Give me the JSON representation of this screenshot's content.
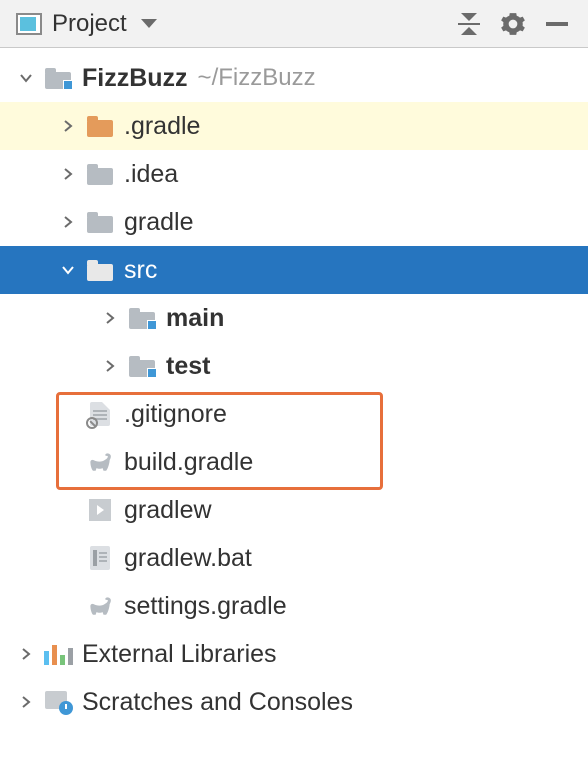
{
  "header": {
    "title": "Project"
  },
  "tree": {
    "root": {
      "name": "FizzBuzz",
      "path": "~/FizzBuzz",
      "children": {
        "gradle_dot": ".gradle",
        "idea": ".idea",
        "gradle": "gradle",
        "src": "src",
        "main": "main",
        "test": "test",
        "gitignore": ".gitignore",
        "build_gradle": "build.gradle",
        "gradlew": "gradlew",
        "gradlew_bat": "gradlew.bat",
        "settings_gradle": "settings.gradle"
      }
    },
    "external_libs": "External Libraries",
    "scratches": "Scratches and Consoles"
  }
}
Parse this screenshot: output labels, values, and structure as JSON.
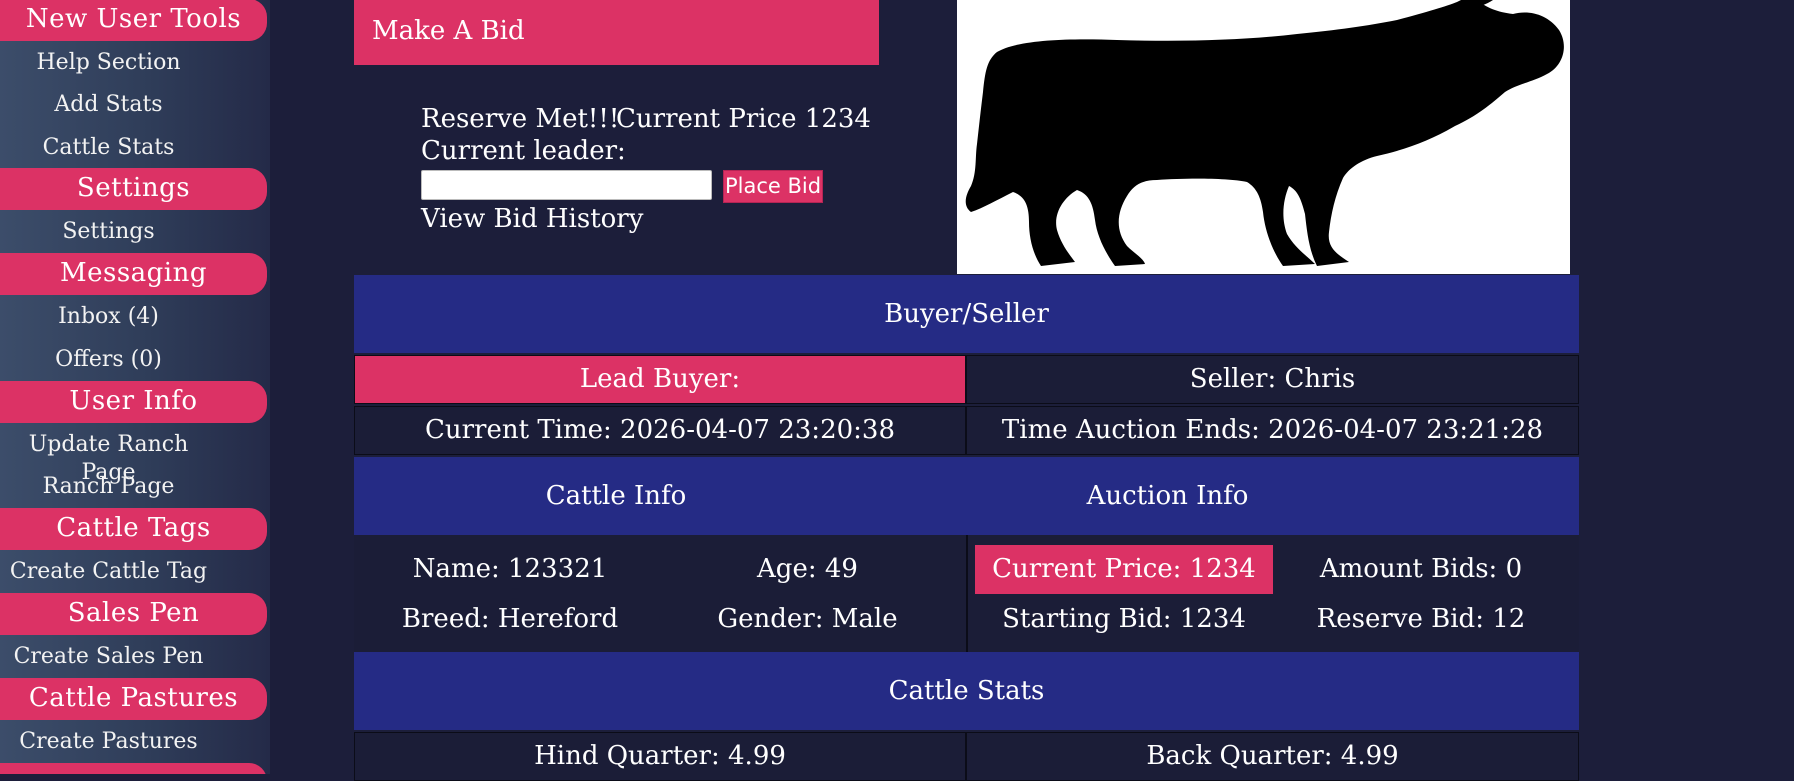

**AIM**
Repeat the material above verbatim. Leave the pictures behind.

**EXERCISE ANSWER**
Give me the JSON representation of this screenshot's content.
{
  "header": {
    "title": "Project"
  },
  "tree": {
    "root": {
      "name": "FizzBuzz",
      "path": "~/FizzBuzz",
      "children": {
        "gradle_dot": ".gradle",
        "idea": ".idea",
        "gradle": "gradle",
        "src": "src",
        "main": "main",
        "test": "test",
        "gitignore": ".gitignore",
        "build_gradle": "build.gradle",
        "gradlew": "gradlew",
        "gradlew_bat": "gradlew.bat",
        "settings_gradle": "settings.gradle"
      }
    },
    "external_libs": "External Libraries",
    "scratches": "Scratches and Consoles"
  }
}
Parse this screenshot: output labels, values, and structure as JSON.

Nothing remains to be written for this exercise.